--- Dataset rows ---

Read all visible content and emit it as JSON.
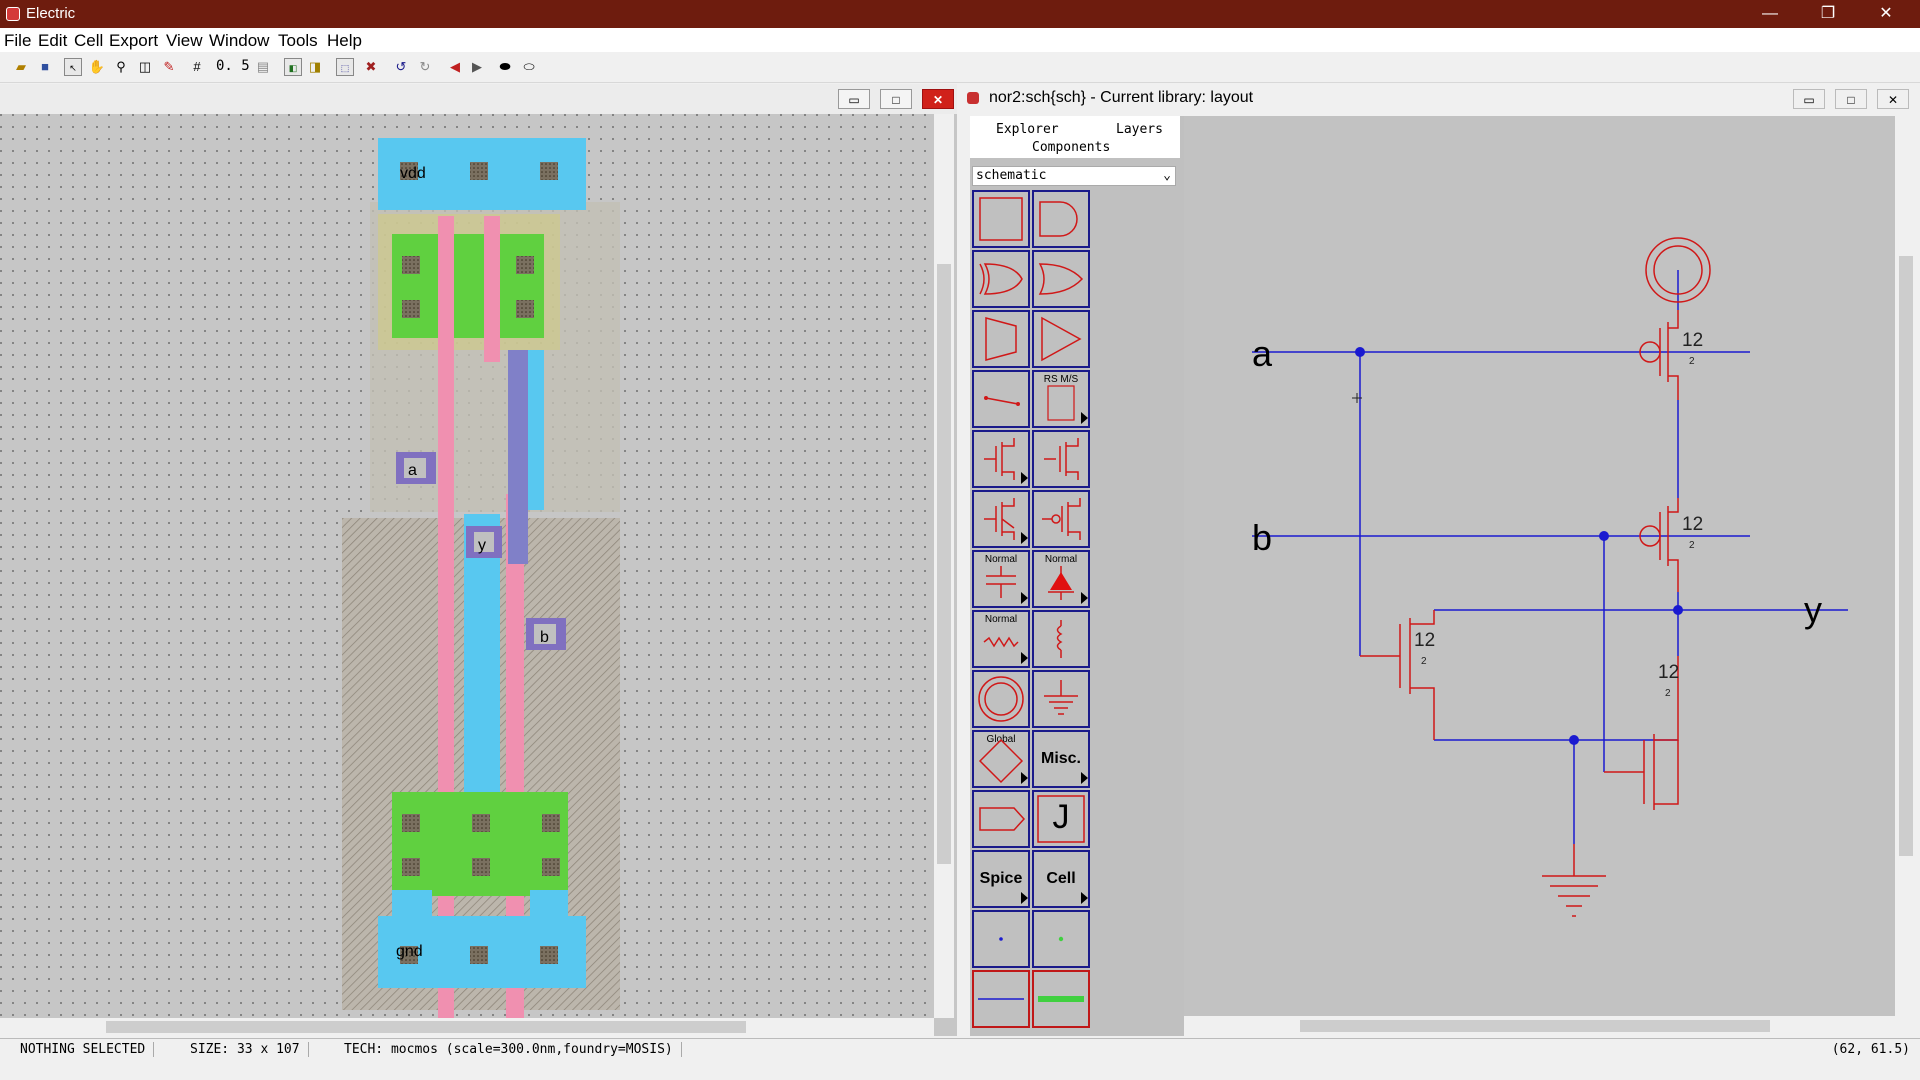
{
  "app": {
    "title": "Electric"
  },
  "menu": [
    "File",
    "Edit",
    "Cell",
    "Export",
    "View",
    "Window",
    "Tools",
    "Help"
  ],
  "toolbar": {
    "scale": "0. 5"
  },
  "layout_window": {
    "labels": {
      "vdd": "vdd",
      "a": "a",
      "y": "y",
      "b": "b",
      "gnd": "gnd"
    }
  },
  "schematic_window": {
    "title": "nor2:sch{sch} - Current library: layout",
    "tabs": {
      "explorer": "Explorer",
      "layers": "Layers",
      "components": "Components"
    },
    "technology_select": "schematic",
    "palette_labels": {
      "rsms": "RS M/S",
      "normal_cap": "Normal",
      "normal_diode": "Normal",
      "normal_res": "Normal",
      "global": "Global",
      "misc": "Misc.",
      "j": "J",
      "spice": "Spice",
      "cell": "Cell"
    },
    "net_labels": {
      "a": "a",
      "b": "b",
      "y": "y"
    },
    "transistor_labels": {
      "size": "12",
      "len": "2"
    }
  },
  "status": {
    "selection": "NOTHING SELECTED",
    "size": "SIZE: 33 x 107",
    "tech": "TECH: mocmos (scale=300.0nm,foundry=MOSIS)",
    "coords": "(62, 61.5)"
  },
  "colors": {
    "titlebar": "#6e1c0e",
    "schematic_wire": "#1a1ad0",
    "schematic_component": "#d01818",
    "metal1": "#58c8f0",
    "poly": "#f090b0",
    "active": "#60d040",
    "metal2": "#8080c8"
  }
}
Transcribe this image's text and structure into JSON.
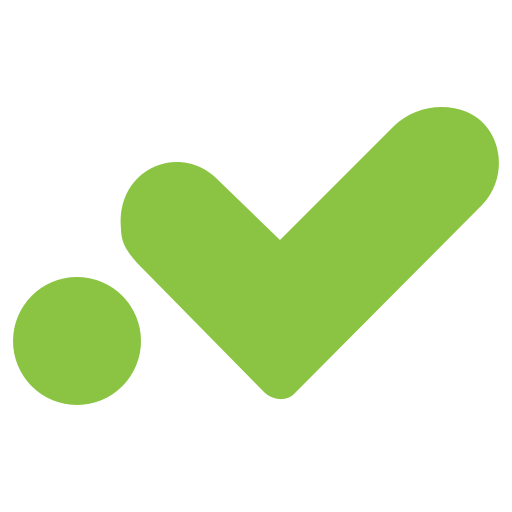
{
  "logo": {
    "name": "green-check-logo",
    "shapes": [
      "dot-icon",
      "checkmark-icon"
    ]
  },
  "colors": {
    "background": "#ffffff",
    "accent": "#8bc443"
  }
}
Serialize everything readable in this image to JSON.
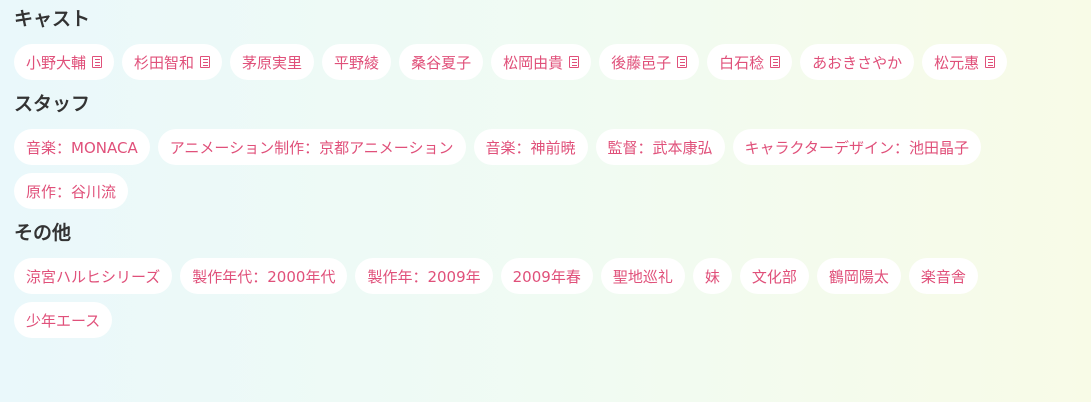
{
  "cast": {
    "title": "キャスト",
    "items": [
      {
        "label": "小野大輔",
        "doc": true
      },
      {
        "label": "杉田智和",
        "doc": true
      },
      {
        "label": "茅原実里",
        "doc": false
      },
      {
        "label": "平野綾",
        "doc": false
      },
      {
        "label": "桑谷夏子",
        "doc": false
      },
      {
        "label": "松岡由貴",
        "doc": true
      },
      {
        "label": "後藤邑子",
        "doc": true
      },
      {
        "label": "白石稔",
        "doc": true
      },
      {
        "label": "あおきさやか",
        "doc": false
      },
      {
        "label": "松元惠",
        "doc": true
      }
    ]
  },
  "staff": {
    "title": "スタッフ",
    "items": [
      {
        "label": "音楽：MONACA"
      },
      {
        "label": "アニメーション制作：京都アニメーション"
      },
      {
        "label": "音楽：神前暁"
      },
      {
        "label": "監督：武本康弘"
      },
      {
        "label": "キャラクターデザイン：池田晶子"
      },
      {
        "label": "原作：谷川流"
      }
    ]
  },
  "other": {
    "title": "その他",
    "items": [
      {
        "label": "涼宮ハルヒシリーズ"
      },
      {
        "label": "製作年代：2000年代"
      },
      {
        "label": "製作年：2009年"
      },
      {
        "label": "2009年春"
      },
      {
        "label": "聖地巡礼"
      },
      {
        "label": "妹"
      },
      {
        "label": "文化部"
      },
      {
        "label": "鶴岡陽太"
      },
      {
        "label": "楽音舎"
      },
      {
        "label": "少年エース"
      }
    ]
  },
  "colors": {
    "tag_text": "#e0507a",
    "tag_bg": "#ffffff",
    "heading": "#333333"
  },
  "icons": {
    "doc": "document-icon"
  }
}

---

Show every line in the entries where the string "image" occurs.

== Complete output ==
Transcribe this image's text and structure into JSON.
Serialize everything readable in this image to JSON.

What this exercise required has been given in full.